_Exercise requirements_.
Gather every line below that contains the string "Design", matching case exactly, and copy each one out.

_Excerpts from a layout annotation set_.

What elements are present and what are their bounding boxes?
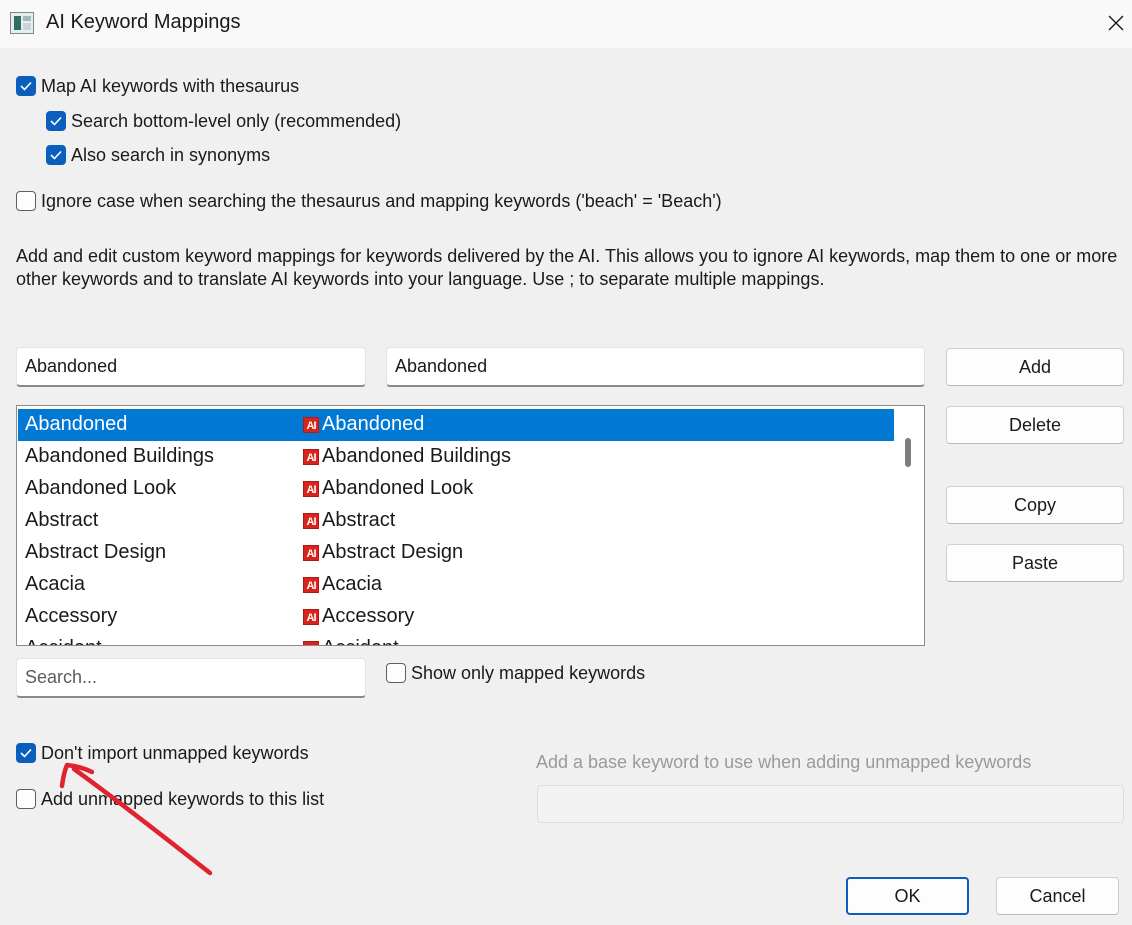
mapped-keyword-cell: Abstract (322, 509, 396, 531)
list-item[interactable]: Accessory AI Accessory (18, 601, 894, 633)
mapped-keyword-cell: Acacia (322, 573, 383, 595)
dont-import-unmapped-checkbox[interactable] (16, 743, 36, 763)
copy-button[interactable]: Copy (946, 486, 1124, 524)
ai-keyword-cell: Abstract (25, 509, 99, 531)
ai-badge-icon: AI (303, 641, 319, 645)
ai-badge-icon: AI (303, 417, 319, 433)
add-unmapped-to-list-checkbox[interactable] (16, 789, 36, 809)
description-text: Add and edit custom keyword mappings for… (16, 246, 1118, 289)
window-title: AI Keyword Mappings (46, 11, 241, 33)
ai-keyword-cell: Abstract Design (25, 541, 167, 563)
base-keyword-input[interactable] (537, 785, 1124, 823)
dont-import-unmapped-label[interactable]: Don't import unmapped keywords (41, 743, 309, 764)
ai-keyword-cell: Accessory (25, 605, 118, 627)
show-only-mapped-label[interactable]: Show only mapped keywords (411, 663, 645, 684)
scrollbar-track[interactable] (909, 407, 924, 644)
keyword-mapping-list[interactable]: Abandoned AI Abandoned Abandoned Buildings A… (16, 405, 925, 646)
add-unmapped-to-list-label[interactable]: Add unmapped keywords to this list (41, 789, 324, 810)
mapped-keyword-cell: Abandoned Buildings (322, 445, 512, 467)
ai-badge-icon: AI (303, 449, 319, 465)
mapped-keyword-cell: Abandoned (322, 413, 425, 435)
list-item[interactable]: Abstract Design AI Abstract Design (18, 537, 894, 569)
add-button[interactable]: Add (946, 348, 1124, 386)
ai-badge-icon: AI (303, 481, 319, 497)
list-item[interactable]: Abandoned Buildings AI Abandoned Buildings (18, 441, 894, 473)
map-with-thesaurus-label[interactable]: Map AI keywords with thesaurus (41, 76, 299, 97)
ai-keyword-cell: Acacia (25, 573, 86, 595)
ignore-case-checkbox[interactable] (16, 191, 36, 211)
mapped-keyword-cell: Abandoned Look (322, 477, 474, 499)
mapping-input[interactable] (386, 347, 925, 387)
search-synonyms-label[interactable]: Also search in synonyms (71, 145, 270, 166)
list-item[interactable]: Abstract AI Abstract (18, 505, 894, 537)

_Expected answer_.
ai-keyword-cell: Abstract Design (25, 541, 167, 563)
list-item[interactable]: Abstract Design AI Abstract Design (18, 537, 894, 569)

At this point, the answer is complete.